Scan the material below for the string "purification", and copy every line where it shows up.

---------- SUPPLIED DATA ----------

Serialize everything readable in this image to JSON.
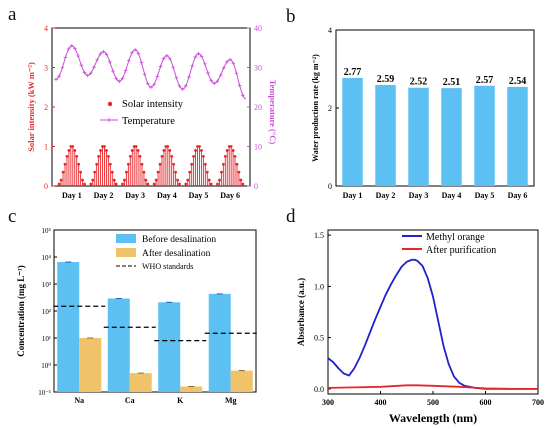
{
  "colors": {
    "solar": "#e8262a",
    "temperature": "#c94fd8",
    "bar_blue": "#5cc0f2",
    "bar_orange": "#f0c36b",
    "methyl": "#1f22c9",
    "purified": "#e8262a",
    "axis": "#000000"
  },
  "chart_data": [
    {
      "panel": "a",
      "type": "line",
      "categories": [
        "Day 1",
        "Day 2",
        "Day 3",
        "Day 4",
        "Day 5",
        "Day 6"
      ],
      "ylabel": "Solar intensity (kW m⁻²)",
      "ylabel_right": "Temperature (°C)",
      "ylim": [
        0,
        4
      ],
      "ylim_right": [
        0,
        40
      ],
      "yticks": [
        "0",
        "1",
        "2",
        "3",
        "4"
      ],
      "yticks_right": [
        "0",
        "10",
        "20",
        "30",
        "40"
      ],
      "legend": [
        "Solar intensity",
        "Temperature"
      ],
      "series": [
        {
          "name": "Solar intensity",
          "style": "stem",
          "per_day": [
            0.05,
            0.15,
            0.35,
            0.55,
            0.75,
            0.9,
            1.0,
            1.0,
            0.9,
            0.75,
            0.55,
            0.35,
            0.15,
            0.05
          ]
        },
        {
          "name": "Temperature",
          "style": "line",
          "axis": "right",
          "x": [
            0.0,
            0.5,
            1.0,
            1.5,
            2.0,
            2.5,
            3.0,
            3.5,
            4.0,
            4.5,
            5.0,
            5.5,
            6.0
          ],
          "values": [
            27,
            35.5,
            28,
            34,
            26.5,
            34.5,
            25,
            33,
            24.5,
            33.5,
            26,
            32,
            22
          ]
        }
      ]
    },
    {
      "panel": "b",
      "type": "bar",
      "categories": [
        "Day 1",
        "Day 2",
        "Day 3",
        "Day 4",
        "Day 5",
        "Day 6"
      ],
      "values": [
        2.77,
        2.59,
        2.52,
        2.51,
        2.57,
        2.54
      ],
      "value_labels": [
        "2.77",
        "2.59",
        "2.52",
        "2.51",
        "2.57",
        "2.54"
      ],
      "ylabel": "Water production rate (kg m⁻²)",
      "ylim": [
        0,
        4
      ],
      "yticks": [
        "0",
        "2",
        "4"
      ]
    },
    {
      "panel": "c",
      "type": "bar",
      "scale": "log",
      "categories": [
        "Na",
        "Ca",
        "K",
        "Mg"
      ],
      "ylabel": "Concentration (mg L⁻¹)",
      "ylim": [
        0.1,
        100000
      ],
      "yticks": [
        "10⁻¹",
        "10⁰",
        "10¹",
        "10²",
        "10³",
        "10⁴",
        "10⁵"
      ],
      "legend": [
        "Before desalination",
        "After desalination",
        "WHO standards"
      ],
      "series": [
        {
          "name": "Before desalination",
          "values": [
            6500,
            290,
            210,
            430
          ]
        },
        {
          "name": "After desalination",
          "values": [
            10,
            0.5,
            0.16,
            0.62
          ]
        },
        {
          "name": "WHO standards",
          "values": [
            150,
            25,
            8,
            15
          ]
        }
      ]
    },
    {
      "panel": "d",
      "type": "line",
      "xlabel": "Wavelength (nm)",
      "ylabel": "Absorbance (a.u.)",
      "xlim": [
        300,
        700
      ],
      "ylim": [
        -0.05,
        1.55
      ],
      "xticks": [
        "300",
        "400",
        "500",
        "600",
        "700"
      ],
      "yticks": [
        "0.0",
        "0.5",
        "1.0",
        "1.5"
      ],
      "legend": [
        "Methyl orange",
        "After purification"
      ],
      "series": [
        {
          "name": "Methyl orange",
          "x": [
            300,
            310,
            320,
            330,
            340,
            350,
            360,
            370,
            380,
            390,
            400,
            410,
            420,
            430,
            440,
            450,
            460,
            465,
            470,
            480,
            490,
            500,
            510,
            520,
            530,
            540,
            550,
            560,
            570,
            580,
            600,
            650,
            700
          ],
          "values": [
            0.3,
            0.26,
            0.2,
            0.15,
            0.13,
            0.2,
            0.3,
            0.42,
            0.55,
            0.68,
            0.8,
            0.92,
            1.02,
            1.11,
            1.19,
            1.24,
            1.26,
            1.26,
            1.25,
            1.2,
            1.08,
            0.9,
            0.66,
            0.42,
            0.24,
            0.12,
            0.06,
            0.03,
            0.02,
            0.01,
            0.0,
            0.0,
            0.0
          ]
        },
        {
          "name": "After purification",
          "x": [
            300,
            350,
            400,
            450,
            470,
            500,
            550,
            600,
            650,
            700
          ],
          "values": [
            0.01,
            0.015,
            0.02,
            0.035,
            0.035,
            0.03,
            0.02,
            0.005,
            0.0,
            0.0
          ]
        }
      ]
    }
  ],
  "panel_labels": [
    "a",
    "b",
    "c",
    "d"
  ]
}
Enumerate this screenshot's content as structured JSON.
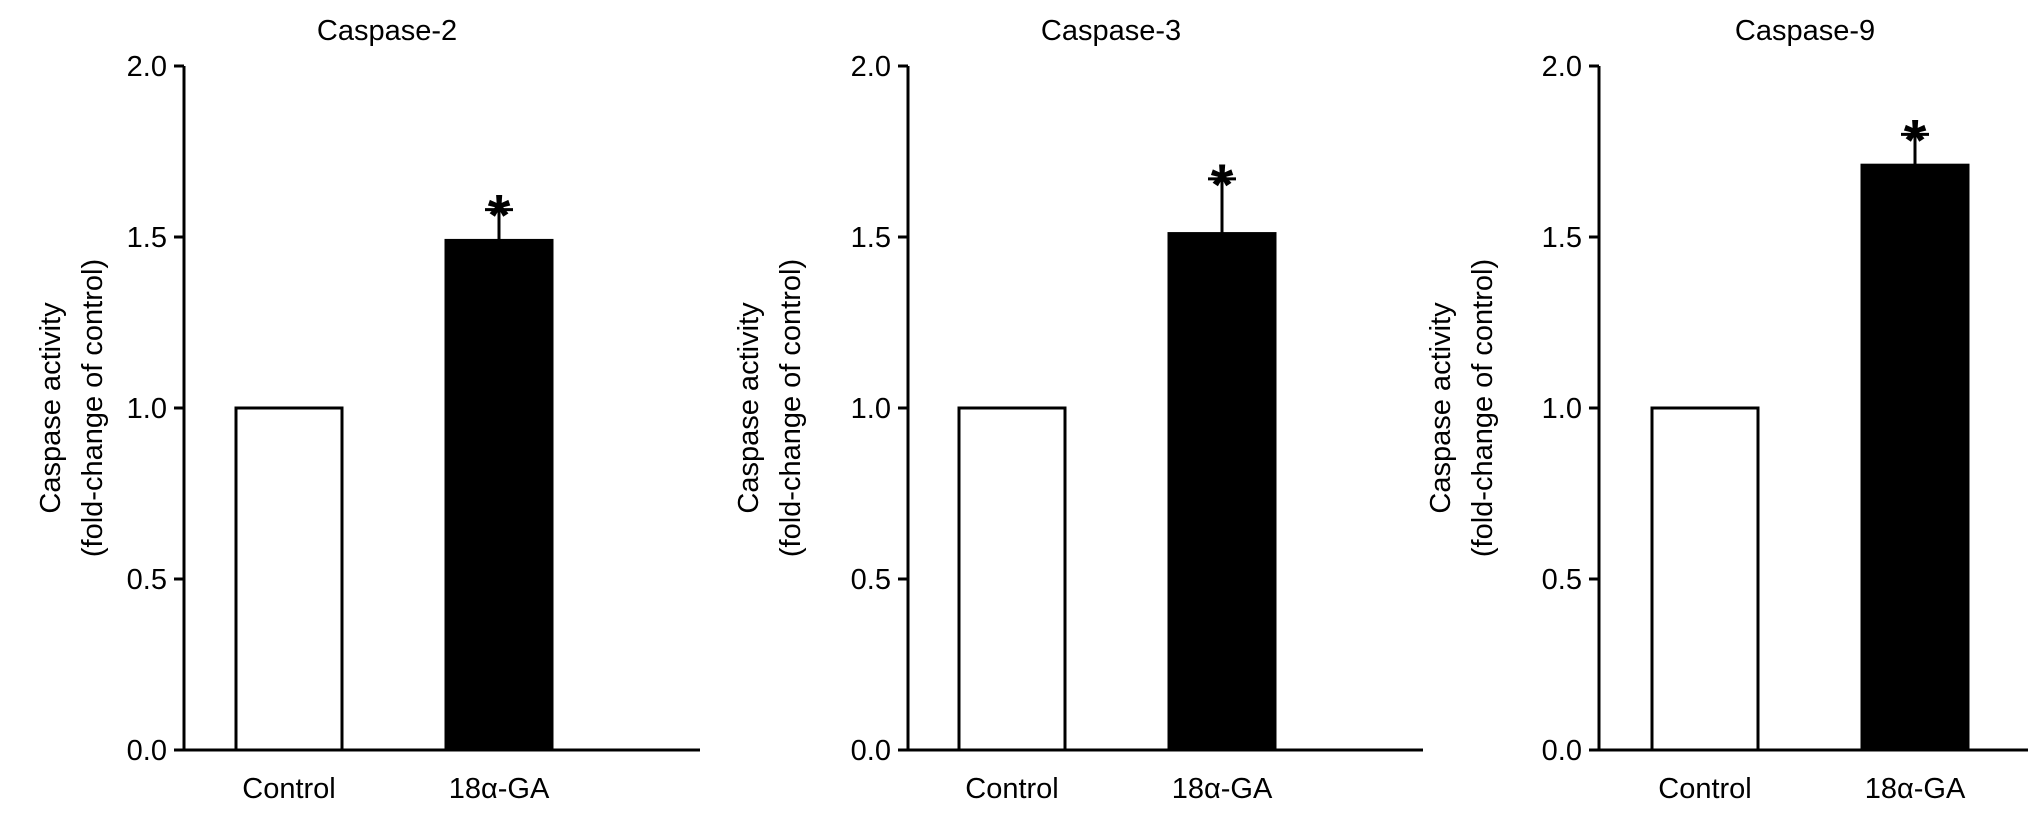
{
  "chart_data": [
    {
      "type": "bar",
      "title": "Caspase-2",
      "ylabel_lines": [
        "Caspase activity",
        "(fold-change of control)"
      ],
      "categories": [
        "Control",
        "18α-GA"
      ],
      "values": [
        1.0,
        1.49
      ],
      "errors": [
        0,
        0.09
      ],
      "significance": [
        "",
        "*"
      ],
      "bar_colors": [
        "#ffffff",
        "#000000"
      ],
      "ylim": [
        0,
        2.0
      ],
      "yticks": [
        "0.0",
        "0.5",
        "1.0",
        "1.5",
        "2.0"
      ]
    },
    {
      "type": "bar",
      "title": "Caspase-3",
      "ylabel_lines": [
        "Caspase activity",
        "(fold-change of control)"
      ],
      "categories": [
        "Control",
        "18α-GA"
      ],
      "values": [
        1.0,
        1.51
      ],
      "errors": [
        0,
        0.16
      ],
      "significance": [
        "",
        "*"
      ],
      "bar_colors": [
        "#ffffff",
        "#000000"
      ],
      "ylim": [
        0,
        2.0
      ],
      "yticks": [
        "0.0",
        "0.5",
        "1.0",
        "1.5",
        "2.0"
      ]
    },
    {
      "type": "bar",
      "title": "Caspase-9",
      "ylabel_lines": [
        "Caspase activity",
        "(fold-change of control)"
      ],
      "categories": [
        "Control",
        "18α-GA"
      ],
      "values": [
        1.0,
        1.71
      ],
      "errors": [
        0,
        0.09
      ],
      "significance": [
        "",
        "*"
      ],
      "bar_colors": [
        "#ffffff",
        "#000000"
      ],
      "ylim": [
        0,
        2.0
      ],
      "yticks": [
        "0.0",
        "0.5",
        "1.0",
        "1.5",
        "2.0"
      ]
    }
  ]
}
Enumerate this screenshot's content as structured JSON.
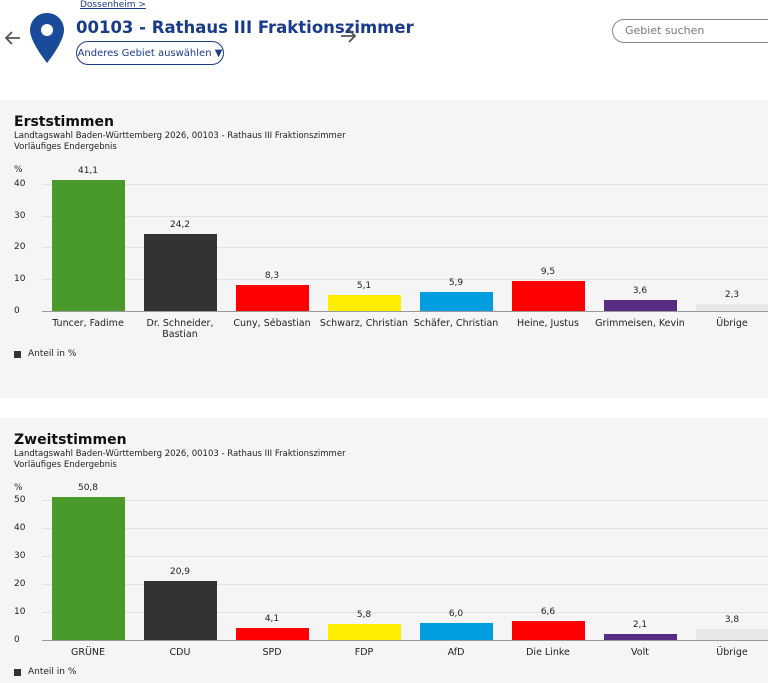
{
  "header": {
    "breadcrumb": "Dossenheim >",
    "title": "00103 - Rathaus III Fraktionszimmer",
    "button": "Anderes Gebiet auswählen ▼",
    "search_placeholder": "Gebiet suchen"
  },
  "chart_data": [
    {
      "type": "bar",
      "title": "Erststimmen",
      "subtitle": "Landtagswahl Baden-Württemberg 2026, 00103 - Rathaus III Fraktionszimmer",
      "status": "Vorläufiges Endergebnis",
      "ylabel": "%",
      "categories": [
        "Tuncer, Fadime",
        "Dr. Schneider, Bastian",
        "Cuny, Sébastian",
        "Schwarz, Christian",
        "Schäfer, Christian",
        "Heine, Justus",
        "Grimmeisen, Kevin",
        "Übrige"
      ],
      "series": [
        {
          "name": "Anteil in %",
          "color": "#333333",
          "colors": [
            "#4a9a2b",
            "#333333",
            "#ff0000",
            "#ffed00",
            "#009ee0",
            "#ff0000",
            "#582c83",
            "#e8e8e8"
          ],
          "values": [
            41.1,
            24.2,
            8.3,
            5.1,
            5.9,
            9.5,
            3.6,
            2.3
          ],
          "value_labels": [
            "41,1",
            "24,2",
            "8,3",
            "5,1",
            "5,9",
            "9,5",
            "3,6",
            "2,3"
          ]
        }
      ],
      "ylim": [
        0,
        42.5
      ],
      "yticks": [
        0,
        10,
        20,
        30,
        40
      ],
      "grid": true,
      "legend": "bottom-left"
    },
    {
      "type": "bar",
      "title": "Zweitstimmen",
      "subtitle": "Landtagswahl Baden-Württemberg 2026, 00103 - Rathaus III Fraktionszimmer",
      "status": "Vorläufiges Endergebnis",
      "ylabel": "%",
      "categories": [
        "GRÜNE",
        "CDU",
        "SPD",
        "FDP",
        "AfD",
        "Die Linke",
        "Volt",
        "Übrige"
      ],
      "series": [
        {
          "name": "Anteil in %",
          "color": "#333333",
          "colors": [
            "#4a9a2b",
            "#333333",
            "#ff0000",
            "#ffed00",
            "#009ee0",
            "#ff0000",
            "#582c83",
            "#e8e8e8"
          ],
          "values": [
            50.8,
            20.9,
            4.1,
            5.8,
            6.0,
            6.6,
            2.1,
            3.8
          ],
          "value_labels": [
            "50,8",
            "20,9",
            "4,1",
            "5,8",
            "6,0",
            "6,6",
            "2,1",
            "3,8"
          ]
        }
      ],
      "ylim": [
        0,
        52
      ],
      "yticks": [
        0,
        10,
        20,
        30,
        40,
        50
      ],
      "grid": true,
      "legend": "bottom-left"
    }
  ]
}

----------

_RESPONSE_
        "After purification"
          "name": "After purification",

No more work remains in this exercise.